What is required:
Output exactly the lines from the line with "Read all visible" through the end of the records below. Include nothing else.

-------- Given records --------

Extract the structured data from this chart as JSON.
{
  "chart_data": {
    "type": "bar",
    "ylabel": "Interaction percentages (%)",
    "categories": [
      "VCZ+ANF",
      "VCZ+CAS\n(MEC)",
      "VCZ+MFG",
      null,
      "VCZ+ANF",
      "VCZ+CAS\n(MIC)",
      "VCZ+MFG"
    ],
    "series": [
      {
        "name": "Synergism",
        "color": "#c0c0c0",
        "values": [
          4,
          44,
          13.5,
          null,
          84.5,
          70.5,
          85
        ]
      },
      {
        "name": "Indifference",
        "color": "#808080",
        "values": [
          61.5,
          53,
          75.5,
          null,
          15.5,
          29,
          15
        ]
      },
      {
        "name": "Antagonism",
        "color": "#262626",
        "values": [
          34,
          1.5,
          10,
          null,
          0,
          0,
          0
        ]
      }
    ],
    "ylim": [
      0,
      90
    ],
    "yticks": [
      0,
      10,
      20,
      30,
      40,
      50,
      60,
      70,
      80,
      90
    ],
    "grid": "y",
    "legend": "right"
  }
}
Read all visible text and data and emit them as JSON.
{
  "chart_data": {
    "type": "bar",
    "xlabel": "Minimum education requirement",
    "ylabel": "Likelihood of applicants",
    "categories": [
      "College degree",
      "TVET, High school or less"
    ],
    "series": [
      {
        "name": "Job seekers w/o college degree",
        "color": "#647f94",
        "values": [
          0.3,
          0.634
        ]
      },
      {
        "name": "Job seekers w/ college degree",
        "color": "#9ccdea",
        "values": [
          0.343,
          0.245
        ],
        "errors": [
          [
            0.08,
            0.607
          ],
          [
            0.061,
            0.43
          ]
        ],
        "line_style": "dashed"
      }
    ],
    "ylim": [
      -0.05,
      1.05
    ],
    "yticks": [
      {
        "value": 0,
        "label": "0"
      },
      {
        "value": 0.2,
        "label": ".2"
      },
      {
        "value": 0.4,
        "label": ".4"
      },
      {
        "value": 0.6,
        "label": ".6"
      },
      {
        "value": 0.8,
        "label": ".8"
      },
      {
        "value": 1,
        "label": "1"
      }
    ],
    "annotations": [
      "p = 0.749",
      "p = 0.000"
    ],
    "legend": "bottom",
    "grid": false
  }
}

--------

Expected output:
Read all visible text and data and emit them as JSON.
{
  "chart_data": {
    "type": "bar",
    "xlabel": "Minimum education requirement",
    "ylabel": "Likelihood of applicants",
    "categories": [
      "College degree",
      "TVET, High school or less"
    ],
    "series": [
      {
        "name": "Job seekers w/o college degree",
        "color": "#647f94",
        "values": [
          0.3,
          0.634
        ]
      },
      {
        "name": "Job seekers w/ college degree",
        "color": "#9ccdea",
        "values": [
          0.343,
          0.245
        ],
        "errors": [
          [
            0.08,
            0.607
          ],
          [
            0.061,
            0.43
          ]
        ],
        "line_style": "dashed"
      }
    ],
    "ylim": [
      -0.05,
      1.05
    ],
    "yticks": [
      {
        "value": 0,
        "label": "0"
      },
      {
        "value": 0.2,
        "label": ".2"
      },
      {
        "value": 0.4,
        "label": ".4"
      },
      {
        "value": 0.6,
        "label": ".6"
      },
      {
        "value": 0.8,
        "label": ".8"
      },
      {
        "value": 1,
        "label": "1"
      }
    ],
    "annotations": [
      "p = 0.749",
      "p = 0.000"
    ],
    "legend": "bottom",
    "grid": false
  }
}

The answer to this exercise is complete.